# What to do:
Omit the pictures, then write out every entry exactly as it reads.

# Entries shown:

..............................

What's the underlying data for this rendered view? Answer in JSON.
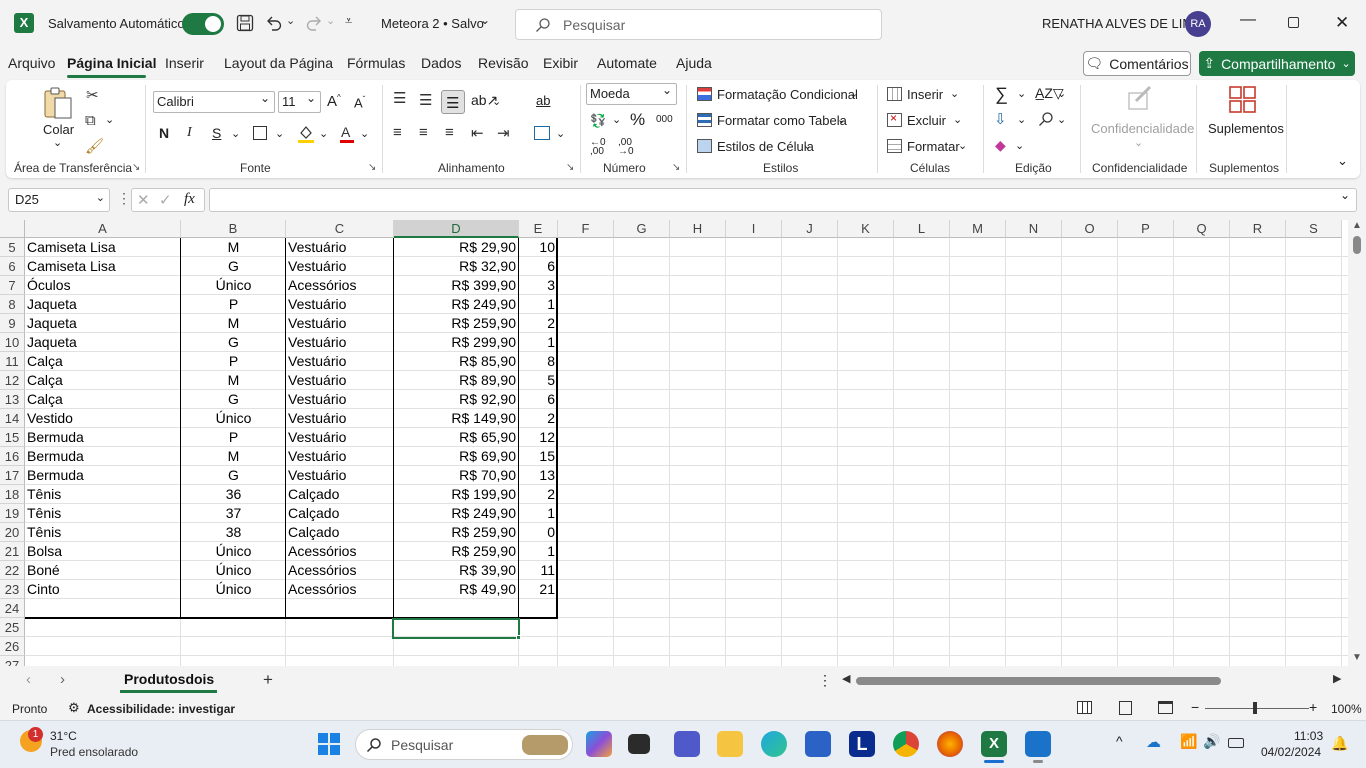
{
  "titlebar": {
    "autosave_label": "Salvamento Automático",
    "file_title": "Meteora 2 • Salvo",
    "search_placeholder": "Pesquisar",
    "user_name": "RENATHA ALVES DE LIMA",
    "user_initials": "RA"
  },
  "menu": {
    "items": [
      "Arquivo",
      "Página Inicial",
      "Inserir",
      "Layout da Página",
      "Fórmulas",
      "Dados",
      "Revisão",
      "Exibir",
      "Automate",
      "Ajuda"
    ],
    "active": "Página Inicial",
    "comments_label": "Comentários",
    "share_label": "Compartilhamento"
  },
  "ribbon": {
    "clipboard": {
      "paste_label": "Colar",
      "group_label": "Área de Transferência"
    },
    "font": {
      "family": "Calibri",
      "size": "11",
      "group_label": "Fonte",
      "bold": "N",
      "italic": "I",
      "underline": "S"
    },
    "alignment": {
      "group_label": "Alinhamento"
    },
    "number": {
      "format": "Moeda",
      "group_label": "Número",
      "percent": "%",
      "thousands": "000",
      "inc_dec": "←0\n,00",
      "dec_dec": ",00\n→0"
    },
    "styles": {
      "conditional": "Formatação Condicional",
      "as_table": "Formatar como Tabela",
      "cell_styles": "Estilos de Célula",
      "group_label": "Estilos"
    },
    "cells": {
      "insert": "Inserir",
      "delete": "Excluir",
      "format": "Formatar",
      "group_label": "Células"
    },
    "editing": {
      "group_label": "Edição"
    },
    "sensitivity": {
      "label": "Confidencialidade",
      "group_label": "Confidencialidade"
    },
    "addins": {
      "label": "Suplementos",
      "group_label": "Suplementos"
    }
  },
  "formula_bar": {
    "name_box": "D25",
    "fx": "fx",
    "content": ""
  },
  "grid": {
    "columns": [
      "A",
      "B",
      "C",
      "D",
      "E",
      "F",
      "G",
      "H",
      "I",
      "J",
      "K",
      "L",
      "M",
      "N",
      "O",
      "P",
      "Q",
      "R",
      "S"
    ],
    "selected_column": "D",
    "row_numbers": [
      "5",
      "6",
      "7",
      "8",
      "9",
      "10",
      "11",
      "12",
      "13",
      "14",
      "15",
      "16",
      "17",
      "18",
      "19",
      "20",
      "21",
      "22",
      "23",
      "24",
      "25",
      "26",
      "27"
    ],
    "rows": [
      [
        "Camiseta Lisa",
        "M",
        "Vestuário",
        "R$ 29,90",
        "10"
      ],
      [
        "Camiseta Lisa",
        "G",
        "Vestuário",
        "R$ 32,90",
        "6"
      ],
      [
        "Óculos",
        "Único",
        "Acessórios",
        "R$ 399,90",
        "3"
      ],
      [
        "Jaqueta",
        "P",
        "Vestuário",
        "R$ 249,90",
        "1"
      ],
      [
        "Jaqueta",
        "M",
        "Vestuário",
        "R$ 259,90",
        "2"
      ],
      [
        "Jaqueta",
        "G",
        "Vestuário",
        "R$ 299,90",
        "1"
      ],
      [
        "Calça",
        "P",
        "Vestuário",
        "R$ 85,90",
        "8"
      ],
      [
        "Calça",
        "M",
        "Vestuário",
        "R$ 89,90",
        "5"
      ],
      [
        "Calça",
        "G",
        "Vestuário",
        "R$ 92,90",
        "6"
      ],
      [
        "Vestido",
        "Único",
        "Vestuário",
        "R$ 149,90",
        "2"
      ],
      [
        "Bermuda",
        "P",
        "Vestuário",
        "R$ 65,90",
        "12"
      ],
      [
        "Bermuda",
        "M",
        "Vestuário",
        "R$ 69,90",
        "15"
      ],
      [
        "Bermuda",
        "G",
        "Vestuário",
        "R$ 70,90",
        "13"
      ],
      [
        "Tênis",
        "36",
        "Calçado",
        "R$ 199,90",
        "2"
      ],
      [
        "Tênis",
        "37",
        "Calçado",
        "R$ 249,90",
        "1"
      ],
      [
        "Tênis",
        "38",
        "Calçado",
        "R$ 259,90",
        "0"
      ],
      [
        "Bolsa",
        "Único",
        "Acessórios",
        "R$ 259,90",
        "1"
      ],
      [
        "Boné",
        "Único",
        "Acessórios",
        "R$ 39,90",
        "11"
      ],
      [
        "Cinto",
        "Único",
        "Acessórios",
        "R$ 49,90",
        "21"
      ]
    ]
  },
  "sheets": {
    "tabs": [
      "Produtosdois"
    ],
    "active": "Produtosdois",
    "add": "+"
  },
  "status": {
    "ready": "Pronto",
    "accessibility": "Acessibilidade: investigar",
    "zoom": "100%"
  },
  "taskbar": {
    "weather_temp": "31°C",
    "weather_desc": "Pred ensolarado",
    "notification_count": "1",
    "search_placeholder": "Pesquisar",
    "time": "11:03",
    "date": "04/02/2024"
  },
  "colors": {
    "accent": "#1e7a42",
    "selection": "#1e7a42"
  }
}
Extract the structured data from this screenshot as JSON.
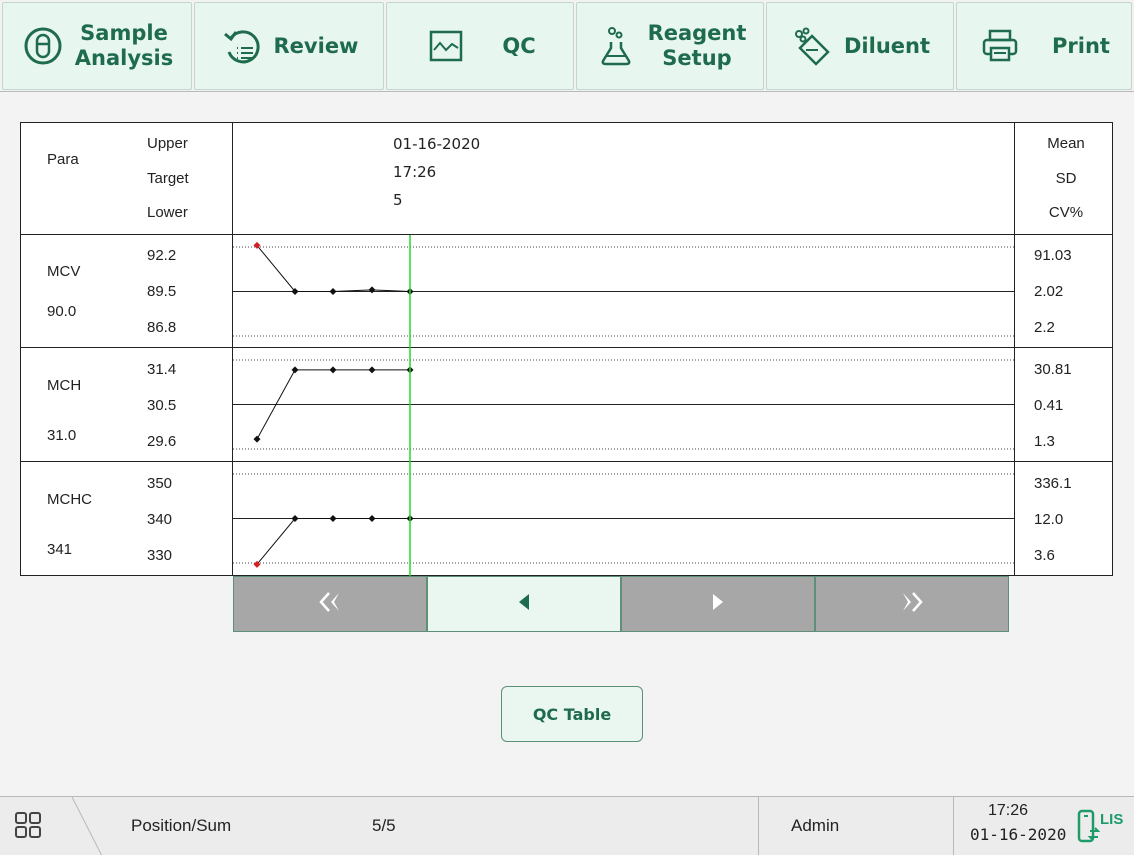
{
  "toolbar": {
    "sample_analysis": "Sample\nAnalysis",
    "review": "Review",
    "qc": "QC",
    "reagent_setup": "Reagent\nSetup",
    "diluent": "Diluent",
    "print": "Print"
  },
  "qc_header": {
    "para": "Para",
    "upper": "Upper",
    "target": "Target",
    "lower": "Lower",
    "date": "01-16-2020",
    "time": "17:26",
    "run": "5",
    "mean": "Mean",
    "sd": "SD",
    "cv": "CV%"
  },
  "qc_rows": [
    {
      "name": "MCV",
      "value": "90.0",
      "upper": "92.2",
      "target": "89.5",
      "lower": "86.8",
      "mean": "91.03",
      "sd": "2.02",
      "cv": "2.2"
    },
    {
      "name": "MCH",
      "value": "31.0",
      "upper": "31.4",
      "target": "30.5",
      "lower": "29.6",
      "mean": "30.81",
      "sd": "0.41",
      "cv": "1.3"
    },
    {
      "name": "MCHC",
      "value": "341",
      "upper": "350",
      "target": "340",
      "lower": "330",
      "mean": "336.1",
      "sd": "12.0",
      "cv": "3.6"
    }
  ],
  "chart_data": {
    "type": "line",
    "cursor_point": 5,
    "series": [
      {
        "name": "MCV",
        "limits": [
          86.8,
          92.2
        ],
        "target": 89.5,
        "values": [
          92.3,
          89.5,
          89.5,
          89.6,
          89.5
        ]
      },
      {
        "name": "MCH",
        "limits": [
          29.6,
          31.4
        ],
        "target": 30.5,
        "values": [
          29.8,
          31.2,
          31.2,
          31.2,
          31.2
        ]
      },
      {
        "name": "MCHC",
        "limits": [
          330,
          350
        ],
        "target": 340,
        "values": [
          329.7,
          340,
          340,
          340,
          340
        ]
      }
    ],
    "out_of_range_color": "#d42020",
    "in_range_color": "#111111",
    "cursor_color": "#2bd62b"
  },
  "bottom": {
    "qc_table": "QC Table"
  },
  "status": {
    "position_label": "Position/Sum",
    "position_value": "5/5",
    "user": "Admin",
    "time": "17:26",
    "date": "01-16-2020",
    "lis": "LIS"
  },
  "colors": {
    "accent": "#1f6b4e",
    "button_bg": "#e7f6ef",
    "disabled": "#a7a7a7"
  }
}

..............................

# The output:
What's the underlying data for this rendered view? Answer in JSON.
{
  "titlebar": {
    "autosave_label": "Salvamento Automático",
    "file_title": "Meteora 2 • Salvo",
    "search_placeholder": "Pesquisar",
    "user_name": "RENATHA ALVES DE LIMA",
    "user_initials": "RA"
  },
  "menu": {
    "items": [
      "Arquivo",
      "Página Inicial",
      "Inserir",
      "Layout da Página",
      "Fórmulas",
      "Dados",
      "Revisão",
      "Exibir",
      "Automate",
      "Ajuda"
    ],
    "active": "Página Inicial",
    "comments_label": "Comentários",
    "share_label": "Compartilhamento"
  },
  "ribbon": {
    "clipboard": {
      "paste_label": "Colar",
      "group_label": "Área de Transferência"
    },
    "font": {
      "family": "Calibri",
      "size": "11",
      "group_label": "Fonte",
      "bold": "N",
      "italic": "I",
      "underline": "S"
    },
    "alignment": {
      "group_label": "Alinhamento"
    },
    "number": {
      "format": "Moeda",
      "group_label": "Número",
      "percent": "%",
      "thousands": "000",
      "inc_dec": "←0\n,00",
      "dec_dec": ",00\n→0"
    },
    "styles": {
      "conditional": "Formatação Condicional",
      "as_table": "Formatar como Tabela",
      "cell_styles": "Estilos de Célula",
      "group_label": "Estilos"
    },
    "cells": {
      "insert": "Inserir",
      "delete": "Excluir",
      "format": "Formatar",
      "group_label": "Células"
    },
    "editing": {
      "group_label": "Edição"
    },
    "sensitivity": {
      "label": "Confidencialidade",
      "group_label": "Confidencialidade"
    },
    "addins": {
      "label": "Suplementos",
      "group_label": "Suplementos"
    }
  },
  "formula_bar": {
    "name_box": "D25",
    "fx": "fx",
    "content": ""
  },
  "grid": {
    "columns": [
      "A",
      "B",
      "C",
      "D",
      "E",
      "F",
      "G",
      "H",
      "I",
      "J",
      "K",
      "L",
      "M",
      "N",
      "O",
      "P",
      "Q",
      "R",
      "S"
    ],
    "selected_column": "D",
    "row_numbers": [
      "5",
      "6",
      "7",
      "8",
      "9",
      "10",
      "11",
      "12",
      "13",
      "14",
      "15",
      "16",
      "17",
      "18",
      "19",
      "20",
      "21",
      "22",
      "23",
      "24",
      "25",
      "26",
      "27"
    ],
    "rows": [
      [
        "Camiseta Lisa",
        "M",
        "Vestuário",
        "R$ 29,90",
        "10"
      ],
      [
        "Camiseta Lisa",
        "G",
        "Vestuário",
        "R$ 32,90",
        "6"
      ],
      [
        "Óculos",
        "Único",
        "Acessórios",
        "R$ 399,90",
        "3"
      ],
      [
        "Jaqueta",
        "P",
        "Vestuário",
        "R$ 249,90",
        "1"
      ],
      [
        "Jaqueta",
        "M",
        "Vestuário",
        "R$ 259,90",
        "2"
      ],
      [
        "Jaqueta",
        "G",
        "Vestuário",
        "R$ 299,90",
        "1"
      ],
      [
        "Calça",
        "P",
        "Vestuário",
        "R$ 85,90",
        "8"
      ],
      [
        "Calça",
        "M",
        "Vestuário",
        "R$ 89,90",
        "5"
      ],
      [
        "Calça",
        "G",
        "Vestuário",
        "R$ 92,90",
        "6"
      ],
      [
        "Vestido",
        "Único",
        "Vestuário",
        "R$ 149,90",
        "2"
      ],
      [
        "Bermuda",
        "P",
        "Vestuário",
        "R$ 65,90",
        "12"
      ],
      [
        "Bermuda",
        "M",
        "Vestuário",
        "R$ 69,90",
        "15"
      ],
      [
        "Bermuda",
        "G",
        "Vestuário",
        "R$ 70,90",
        "13"
      ],
      [
        "Tênis",
        "36",
        "Calçado",
        "R$ 199,90",
        "2"
      ],
      [
        "Tênis",
        "37",
        "Calçado",
        "R$ 249,90",
        "1"
      ],
      [
        "Tênis",
        "38",
        "Calçado",
        "R$ 259,90",
        "0"
      ],
      [
        "Bolsa",
        "Único",
        "Acessórios",
        "R$ 259,90",
        "1"
      ],
      [
        "Boné",
        "Único",
        "Acessórios",
        "R$ 39,90",
        "11"
      ],
      [
        "Cinto",
        "Único",
        "Acessórios",
        "R$ 49,90",
        "21"
      ]
    ]
  },
  "sheets": {
    "tabs": [
      "Produtosdois"
    ],
    "active": "Produtosdois",
    "add": "+"
  },
  "status": {
    "ready": "Pronto",
    "accessibility": "Acessibilidade: investigar",
    "zoom": "100%"
  },
  "taskbar": {
    "weather_temp": "31°C",
    "weather_desc": "Pred ensolarado",
    "notification_count": "1",
    "search_placeholder": "Pesquisar",
    "time": "11:03",
    "date": "04/02/2024"
  },
  "colors": {
    "accent": "#1e7a42",
    "selection": "#1e7a42"
  }
}
Extract the structured data from this screenshot as JSON.
{
  "toolbar": {
    "sample_analysis": "Sample\nAnalysis",
    "review": "Review",
    "qc": "QC",
    "reagent_setup": "Reagent\nSetup",
    "diluent": "Diluent",
    "print": "Print"
  },
  "qc_header": {
    "para": "Para",
    "upper": "Upper",
    "target": "Target",
    "lower": "Lower",
    "date": "01-16-2020",
    "time": "17:26",
    "run": "5",
    "mean": "Mean",
    "sd": "SD",
    "cv": "CV%"
  },
  "qc_rows": [
    {
      "name": "MCV",
      "value": "90.0",
      "upper": "92.2",
      "target": "89.5",
      "lower": "86.8",
      "mean": "91.03",
      "sd": "2.02",
      "cv": "2.2"
    },
    {
      "name": "MCH",
      "value": "31.0",
      "upper": "31.4",
      "target": "30.5",
      "lower": "29.6",
      "mean": "30.81",
      "sd": "0.41",
      "cv": "1.3"
    },
    {
      "name": "MCHC",
      "value": "341",
      "upper": "350",
      "target": "340",
      "lower": "330",
      "mean": "336.1",
      "sd": "12.0",
      "cv": "3.6"
    }
  ],
  "chart_data": {
    "type": "line",
    "cursor_point": 5,
    "series": [
      {
        "name": "MCV",
        "limits": [
          86.8,
          92.2
        ],
        "target": 89.5,
        "values": [
          92.3,
          89.5,
          89.5,
          89.6,
          89.5
        ]
      },
      {
        "name": "MCH",
        "limits": [
          29.6,
          31.4
        ],
        "target": 30.5,
        "values": [
          29.8,
          31.2,
          31.2,
          31.2,
          31.2
        ]
      },
      {
        "name": "MCHC",
        "limits": [
          330,
          350
        ],
        "target": 340,
        "values": [
          329.7,
          340,
          340,
          340,
          340
        ]
      }
    ],
    "out_of_range_color": "#d42020",
    "in_range_color": "#111111",
    "cursor_color": "#2bd62b"
  },
  "bottom": {
    "qc_table": "QC Table"
  },
  "status": {
    "position_label": "Position/Sum",
    "position_value": "5/5",
    "user": "Admin",
    "time": "17:26",
    "date": "01-16-2020",
    "lis": "LIS"
  },
  "colors": {
    "accent": "#1f6b4e",
    "button_bg": "#e7f6ef",
    "disabled": "#a7a7a7"
  }
}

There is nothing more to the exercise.